Exercise:
Word for word, quote all of the material, omitting the pictures.

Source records
"""

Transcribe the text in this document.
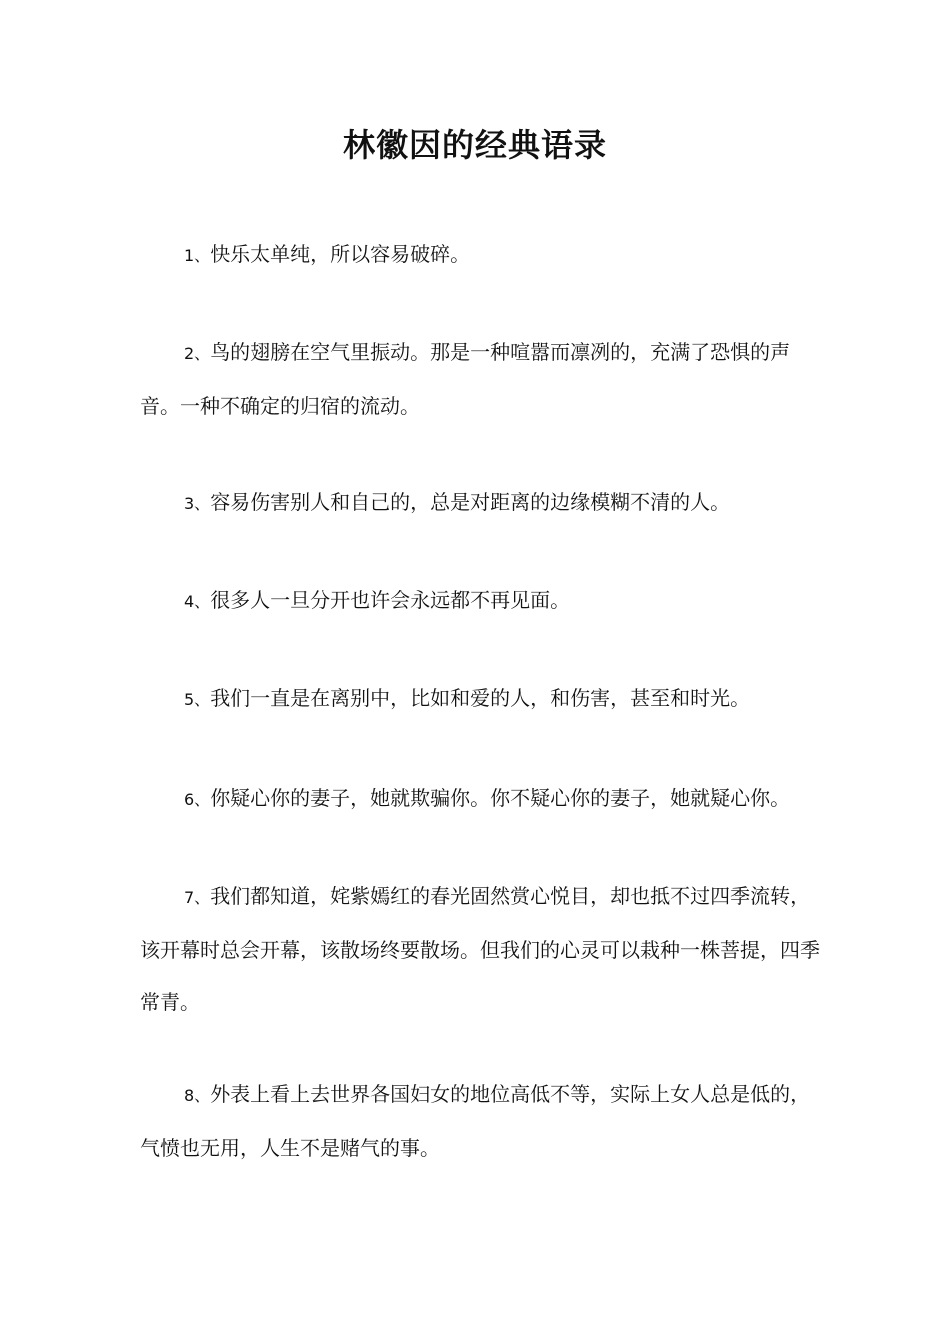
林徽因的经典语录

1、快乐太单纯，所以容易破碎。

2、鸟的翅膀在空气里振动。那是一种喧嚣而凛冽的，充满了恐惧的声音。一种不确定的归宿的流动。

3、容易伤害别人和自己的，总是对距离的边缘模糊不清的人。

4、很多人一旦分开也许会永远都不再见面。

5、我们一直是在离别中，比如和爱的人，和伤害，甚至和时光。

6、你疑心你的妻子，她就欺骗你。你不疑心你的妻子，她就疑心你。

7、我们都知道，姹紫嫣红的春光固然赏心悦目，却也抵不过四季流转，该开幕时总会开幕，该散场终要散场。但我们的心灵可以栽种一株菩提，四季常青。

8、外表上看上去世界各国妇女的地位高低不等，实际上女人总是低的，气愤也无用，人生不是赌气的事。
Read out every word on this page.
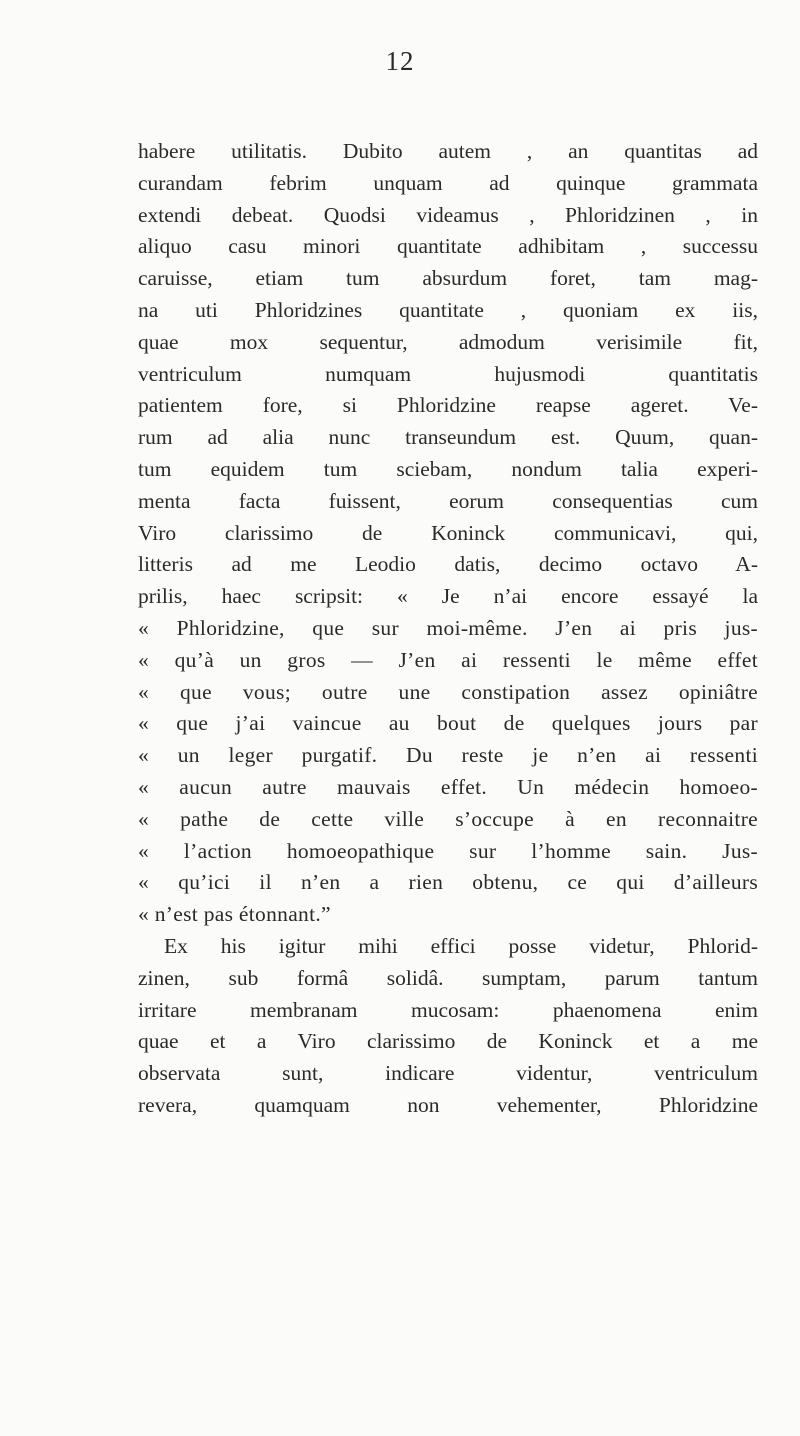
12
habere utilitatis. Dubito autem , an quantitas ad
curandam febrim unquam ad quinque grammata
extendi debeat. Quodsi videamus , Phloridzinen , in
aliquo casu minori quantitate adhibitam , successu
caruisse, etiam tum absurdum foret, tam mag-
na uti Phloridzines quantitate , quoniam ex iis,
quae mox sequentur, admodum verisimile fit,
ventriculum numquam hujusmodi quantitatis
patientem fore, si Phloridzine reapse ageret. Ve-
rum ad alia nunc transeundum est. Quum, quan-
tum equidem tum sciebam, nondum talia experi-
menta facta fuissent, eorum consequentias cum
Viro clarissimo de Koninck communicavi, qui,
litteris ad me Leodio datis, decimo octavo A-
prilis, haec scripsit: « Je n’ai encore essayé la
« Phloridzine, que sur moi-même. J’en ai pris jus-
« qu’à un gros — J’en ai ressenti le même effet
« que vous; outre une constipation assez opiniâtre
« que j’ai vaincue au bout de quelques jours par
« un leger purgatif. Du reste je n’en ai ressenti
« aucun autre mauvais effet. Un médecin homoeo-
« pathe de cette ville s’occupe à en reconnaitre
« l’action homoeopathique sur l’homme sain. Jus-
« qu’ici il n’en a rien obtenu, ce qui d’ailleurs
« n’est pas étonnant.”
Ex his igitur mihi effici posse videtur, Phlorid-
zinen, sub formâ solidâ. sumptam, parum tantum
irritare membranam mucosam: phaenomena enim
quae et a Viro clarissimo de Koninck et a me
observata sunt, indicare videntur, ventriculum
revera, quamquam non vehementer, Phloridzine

"""

The solution:
Transcribe the text in this document.
林徽因的经典语录

1、快乐太单纯，所以容易破碎。

2、鸟的翅膀在空气里振动。那是一种喧嚣而凛冽的，充满了恐惧的声音。一种不确定的归宿的流动。

3、容易伤害别人和自己的，总是对距离的边缘模糊不清的人。

4、很多人一旦分开也许会永远都不再见面。

5、我们一直是在离别中，比如和爱的人，和伤害，甚至和时光。

6、你疑心你的妻子，她就欺骗你。你不疑心你的妻子，她就疑心你。

7、我们都知道，姹紫嫣红的春光固然赏心悦目，却也抵不过四季流转，该开幕时总会开幕，该散场终要散场。但我们的心灵可以栽种一株菩提，四季常青。

8、外表上看上去世界各国妇女的地位高低不等，实际上女人总是低的，气愤也无用，人生不是赌气的事。
Read out every word on this page.
12
habere utilitatis. Dubito autem , an quantitas ad
curandam febrim unquam ad quinque grammata
extendi debeat. Quodsi videamus , Phloridzinen , in
aliquo casu minori quantitate adhibitam , successu
caruisse, etiam tum absurdum foret, tam mag-
na uti Phloridzines quantitate , quoniam ex iis,
quae mox sequentur, admodum verisimile fit,
ventriculum numquam hujusmodi quantitatis
patientem fore, si Phloridzine reapse ageret. Ve-
rum ad alia nunc transeundum est. Quum, quan-
tum equidem tum sciebam, nondum talia experi-
menta facta fuissent, eorum consequentias cum
Viro clarissimo de Koninck communicavi, qui,
litteris ad me Leodio datis, decimo octavo A-
prilis, haec scripsit: « Je n’ai encore essayé la
« Phloridzine, que sur moi-même. J’en ai pris jus-
« qu’à un gros — J’en ai ressenti le même effet
« que vous; outre une constipation assez opiniâtre
« que j’ai vaincue au bout de quelques jours par
« un leger purgatif. Du reste je n’en ai ressenti
« aucun autre mauvais effet. Un médecin homoeo-
« pathe de cette ville s’occupe à en reconnaitre
« l’action homoeopathique sur l’homme sain. Jus-
« qu’ici il n’en a rien obtenu, ce qui d’ailleurs
« n’est pas étonnant.”
Ex his igitur mihi effici posse videtur, Phlorid-
zinen, sub formâ solidâ. sumptam, parum tantum
irritare membranam mucosam: phaenomena enim
quae et a Viro clarissimo de Koninck et a me
observata sunt, indicare videntur, ventriculum
revera, quamquam non vehementer, Phloridzine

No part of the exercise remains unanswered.